• [Exercise aim] Output the material below in full, exactly as it is.
..........
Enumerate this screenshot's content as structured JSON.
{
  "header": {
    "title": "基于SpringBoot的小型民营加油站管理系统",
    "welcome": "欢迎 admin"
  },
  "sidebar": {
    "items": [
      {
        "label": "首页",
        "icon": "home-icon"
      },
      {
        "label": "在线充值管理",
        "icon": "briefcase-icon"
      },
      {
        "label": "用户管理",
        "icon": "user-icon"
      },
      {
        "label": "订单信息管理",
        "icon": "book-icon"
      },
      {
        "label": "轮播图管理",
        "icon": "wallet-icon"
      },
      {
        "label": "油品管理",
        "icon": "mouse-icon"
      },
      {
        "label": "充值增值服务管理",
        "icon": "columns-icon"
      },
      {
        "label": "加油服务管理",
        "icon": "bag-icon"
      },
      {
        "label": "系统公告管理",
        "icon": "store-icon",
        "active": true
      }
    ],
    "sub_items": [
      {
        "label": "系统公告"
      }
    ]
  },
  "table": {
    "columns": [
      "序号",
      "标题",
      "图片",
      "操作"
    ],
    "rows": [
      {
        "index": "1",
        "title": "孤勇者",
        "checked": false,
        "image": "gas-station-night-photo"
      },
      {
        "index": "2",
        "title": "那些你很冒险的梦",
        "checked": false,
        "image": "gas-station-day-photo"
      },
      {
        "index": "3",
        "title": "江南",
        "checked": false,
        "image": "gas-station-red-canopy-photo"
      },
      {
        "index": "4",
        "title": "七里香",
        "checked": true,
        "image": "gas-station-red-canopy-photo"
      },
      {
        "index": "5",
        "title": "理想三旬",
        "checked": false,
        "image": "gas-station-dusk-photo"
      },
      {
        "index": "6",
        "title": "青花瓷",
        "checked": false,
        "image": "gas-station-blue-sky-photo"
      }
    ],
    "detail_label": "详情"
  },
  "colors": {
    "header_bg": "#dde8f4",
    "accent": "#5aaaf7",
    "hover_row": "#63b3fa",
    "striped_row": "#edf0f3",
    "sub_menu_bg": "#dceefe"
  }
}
..........
• [Exercise solution]
Enumerate this screenshot's content as structured JSON.
{
  "header": {
    "title": "基于SpringBoot的小型民营加油站管理系统",
    "welcome": "欢迎 admin"
  },
  "sidebar": {
    "items": [
      {
        "label": "首页",
        "icon": "home-icon"
      },
      {
        "label": "在线充值管理",
        "icon": "briefcase-icon"
      },
      {
        "label": "用户管理",
        "icon": "user-icon"
      },
      {
        "label": "订单信息管理",
        "icon": "book-icon"
      },
      {
        "label": "轮播图管理",
        "icon": "wallet-icon"
      },
      {
        "label": "油品管理",
        "icon": "mouse-icon"
      },
      {
        "label": "充值增值服务管理",
        "icon": "columns-icon"
      },
      {
        "label": "加油服务管理",
        "icon": "bag-icon"
      },
      {
        "label": "系统公告管理",
        "icon": "store-icon",
        "active": true
      }
    ],
    "sub_items": [
      {
        "label": "系统公告"
      }
    ]
  },
  "table": {
    "columns": [
      "序号",
      "标题",
      "图片",
      "操作"
    ],
    "rows": [
      {
        "index": "1",
        "title": "孤勇者",
        "checked": false,
        "image": "gas-station-night-photo"
      },
      {
        "index": "2",
        "title": "那些你很冒险的梦",
        "checked": false,
        "image": "gas-station-day-photo"
      },
      {
        "index": "3",
        "title": "江南",
        "checked": false,
        "image": "gas-station-red-canopy-photo"
      },
      {
        "index": "4",
        "title": "七里香",
        "checked": true,
        "image": "gas-station-red-canopy-photo"
      },
      {
        "index": "5",
        "title": "理想三旬",
        "checked": false,
        "image": "gas-station-dusk-photo"
      },
      {
        "index": "6",
        "title": "青花瓷",
        "checked": false,
        "image": "gas-station-blue-sky-photo"
      }
    ],
    "detail_label": "详情"
  },
  "colors": {
    "header_bg": "#dde8f4",
    "accent": "#5aaaf7",
    "hover_row": "#63b3fa",
    "striped_row": "#edf0f3",
    "sub_menu_bg": "#dceefe"
  }
}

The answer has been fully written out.